**INFORMATION SHOWN**.
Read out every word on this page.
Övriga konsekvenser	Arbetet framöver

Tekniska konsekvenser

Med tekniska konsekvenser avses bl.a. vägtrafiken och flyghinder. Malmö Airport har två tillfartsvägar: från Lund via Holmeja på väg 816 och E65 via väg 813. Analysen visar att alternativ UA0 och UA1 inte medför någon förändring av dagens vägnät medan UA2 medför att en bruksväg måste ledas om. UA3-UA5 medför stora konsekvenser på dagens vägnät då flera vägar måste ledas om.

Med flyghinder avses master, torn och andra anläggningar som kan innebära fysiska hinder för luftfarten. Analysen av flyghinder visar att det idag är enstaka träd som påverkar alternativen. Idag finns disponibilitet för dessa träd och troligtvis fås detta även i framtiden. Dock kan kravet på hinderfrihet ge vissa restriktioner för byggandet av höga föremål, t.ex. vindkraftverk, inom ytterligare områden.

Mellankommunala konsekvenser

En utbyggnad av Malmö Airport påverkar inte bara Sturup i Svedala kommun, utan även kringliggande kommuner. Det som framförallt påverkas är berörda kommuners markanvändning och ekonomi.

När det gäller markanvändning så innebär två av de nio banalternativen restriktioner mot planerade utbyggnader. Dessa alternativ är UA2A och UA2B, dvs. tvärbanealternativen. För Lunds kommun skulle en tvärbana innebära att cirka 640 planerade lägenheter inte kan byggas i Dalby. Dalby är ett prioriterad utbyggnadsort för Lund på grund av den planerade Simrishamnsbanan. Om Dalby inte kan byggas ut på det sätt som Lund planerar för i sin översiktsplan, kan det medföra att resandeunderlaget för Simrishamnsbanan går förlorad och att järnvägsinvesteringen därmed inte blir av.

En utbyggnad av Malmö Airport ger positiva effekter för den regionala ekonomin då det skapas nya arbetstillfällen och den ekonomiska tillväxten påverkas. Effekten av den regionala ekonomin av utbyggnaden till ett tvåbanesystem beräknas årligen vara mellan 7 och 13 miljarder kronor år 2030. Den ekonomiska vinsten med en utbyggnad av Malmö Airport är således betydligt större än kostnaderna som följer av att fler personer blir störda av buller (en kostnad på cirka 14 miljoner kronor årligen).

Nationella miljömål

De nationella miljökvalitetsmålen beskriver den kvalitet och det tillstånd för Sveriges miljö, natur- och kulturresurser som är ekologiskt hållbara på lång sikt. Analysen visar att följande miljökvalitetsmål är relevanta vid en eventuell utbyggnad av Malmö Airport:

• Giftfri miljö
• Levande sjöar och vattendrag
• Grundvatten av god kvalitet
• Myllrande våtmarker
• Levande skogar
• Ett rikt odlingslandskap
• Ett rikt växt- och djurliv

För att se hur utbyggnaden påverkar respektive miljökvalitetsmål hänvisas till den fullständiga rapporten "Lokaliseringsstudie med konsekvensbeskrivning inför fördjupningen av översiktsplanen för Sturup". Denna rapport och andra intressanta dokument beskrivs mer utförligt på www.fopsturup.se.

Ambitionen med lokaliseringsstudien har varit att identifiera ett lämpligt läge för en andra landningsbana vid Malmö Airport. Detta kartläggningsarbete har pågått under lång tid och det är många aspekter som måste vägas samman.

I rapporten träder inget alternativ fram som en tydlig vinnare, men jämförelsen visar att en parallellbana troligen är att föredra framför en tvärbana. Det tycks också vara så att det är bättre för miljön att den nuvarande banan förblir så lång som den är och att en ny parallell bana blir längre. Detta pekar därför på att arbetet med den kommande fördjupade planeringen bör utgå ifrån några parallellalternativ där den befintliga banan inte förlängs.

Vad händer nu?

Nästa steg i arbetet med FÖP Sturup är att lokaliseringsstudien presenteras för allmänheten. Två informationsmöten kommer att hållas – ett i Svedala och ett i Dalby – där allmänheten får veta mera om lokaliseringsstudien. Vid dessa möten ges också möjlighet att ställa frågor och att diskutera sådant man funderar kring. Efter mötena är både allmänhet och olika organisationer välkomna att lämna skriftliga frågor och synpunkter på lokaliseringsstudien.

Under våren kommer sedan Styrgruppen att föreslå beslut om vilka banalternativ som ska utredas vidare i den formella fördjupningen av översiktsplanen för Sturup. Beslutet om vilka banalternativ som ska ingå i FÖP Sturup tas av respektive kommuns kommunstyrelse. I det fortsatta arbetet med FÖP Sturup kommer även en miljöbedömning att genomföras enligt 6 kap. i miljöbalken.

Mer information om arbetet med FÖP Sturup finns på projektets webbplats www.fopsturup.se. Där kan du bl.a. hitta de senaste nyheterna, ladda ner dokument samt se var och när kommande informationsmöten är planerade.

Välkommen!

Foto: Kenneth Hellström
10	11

**EXERCISE DESCRIPTION**.
Give the data back in full, matching it character for character.

**OUTPUT**.
Read out every word on this page.
Övriga konsekvenser	Arbetet framöver

Tekniska konsekvenser

Med tekniska konsekvenser avses bl.a. vägtrafiken och flyghinder. Malmö Airport har två tillfartsvägar: från Lund via Holmeja på väg 816 och E65 via väg 813. Analysen visar att alternativ UA0 och UA1 inte medför någon förändring av dagens vägnät medan UA2 medför att en bruksväg måste ledas om. UA3-UA5 medför stora konsekvenser på dagens vägnät då flera vägar måste ledas om.

Med flyghinder avses master, torn och andra anläggningar som kan innebära fysiska hinder för luftfarten. Analysen av flyghinder visar att det idag är enstaka träd som påverkar alternativen. Idag finns disponibilitet för dessa träd och troligtvis fås detta även i framtiden. Dock kan kravet på hinderfrihet ge vissa restriktioner för byggandet av höga föremål, t.ex. vindkraftverk, inom ytterligare områden.

Mellankommunala konsekvenser

En utbyggnad av Malmö Airport påverkar inte bara Sturup i Svedala kommun, utan även kringliggande kommuner. Det som framförallt påverkas är berörda kommuners markanvändning och ekonomi.

När det gäller markanvändning så innebär två av de nio banalternativen restriktioner mot planerade utbyggnader. Dessa alternativ är UA2A och UA2B, dvs. tvärbanealternativen. För Lunds kommun skulle en tvärbana innebära att cirka 640 planerade lägenheter inte kan byggas i Dalby. Dalby är ett prioriterad utbyggnadsort för Lund på grund av den planerade Simrishamnsbanan. Om Dalby inte kan byggas ut på det sätt som Lund planerar för i sin översiktsplan, kan det medföra att resandeunderlaget för Simrishamnsbanan går förlorad och att järnvägsinvesteringen därmed inte blir av.

En utbyggnad av Malmö Airport ger positiva effekter för den regionala ekonomin då det skapas nya arbetstillfällen och den ekonomiska tillväxten påverkas. Effekten av den regionala ekonomin av utbyggnaden till ett tvåbanesystem beräknas årligen vara mellan 7 och 13 miljarder kronor år 2030. Den ekonomiska vinsten med en utbyggnad av Malmö Airport är således betydligt större än kostnaderna som följer av att fler personer blir störda av buller (en kostnad på cirka 14 miljoner kronor årligen).

Nationella miljömål

De nationella miljökvalitetsmålen beskriver den kvalitet och det tillstånd för Sveriges miljö, natur- och kulturresurser som är ekologiskt hållbara på lång sikt. Analysen visar att följande miljökvalitetsmål är relevanta vid en eventuell utbyggnad av Malmö Airport:

• Giftfri miljö
• Levande sjöar och vattendrag
• Grundvatten av god kvalitet
• Myllrande våtmarker
• Levande skogar
• Ett rikt odlingslandskap
• Ett rikt växt- och djurliv

För att se hur utbyggnaden påverkar respektive miljökvalitetsmål hänvisas till den fullständiga rapporten "Lokaliseringsstudie med konsekvensbeskrivning inför fördjupningen av översiktsplanen för Sturup". Denna rapport och andra intressanta dokument beskrivs mer utförligt på www.fopsturup.se.

Ambitionen med lokaliseringsstudien har varit att identifiera ett lämpligt läge för en andra landningsbana vid Malmö Airport. Detta kartläggningsarbete har pågått under lång tid och det är många aspekter som måste vägas samman.

I rapporten träder inget alternativ fram som en tydlig vinnare, men jämförelsen visar att en parallellbana troligen är att föredra framför en tvärbana. Det tycks också vara så att det är bättre för miljön att den nuvarande banan förblir så lång som den är och att en ny parallell bana blir längre. Detta pekar därför på att arbetet med den kommande fördjupade planeringen bör utgå ifrån några parallellalternativ där den befintliga banan inte förlängs.

Vad händer nu?

Nästa steg i arbetet med FÖP Sturup är att lokaliseringsstudien presenteras för allmänheten. Två informationsmöten kommer att hållas – ett i Svedala och ett i Dalby – där allmänheten får veta mera om lokaliseringsstudien. Vid dessa möten ges också möjlighet att ställa frågor och att diskutera sådant man funderar kring. Efter mötena är både allmänhet och olika organisationer välkomna att lämna skriftliga frågor och synpunkter på lokaliseringsstudien.

Under våren kommer sedan Styrgruppen att föreslå beslut om vilka banalternativ som ska utredas vidare i den formella fördjupningen av översiktsplanen för Sturup. Beslutet om vilka banalternativ som ska ingå i FÖP Sturup tas av respektive kommuns kommunstyrelse. I det fortsatta arbetet med FÖP Sturup kommer även en miljöbedömning att genomföras enligt 6 kap. i miljöbalken.

Mer information om arbetet med FÖP Sturup finns på projektets webbplats www.fopsturup.se. Där kan du bl.a. hitta de senaste nyheterna, ladda ner dokument samt se var och när kommande informationsmöten är planerade.

Välkommen!

Foto: Kenneth Hellström
10	11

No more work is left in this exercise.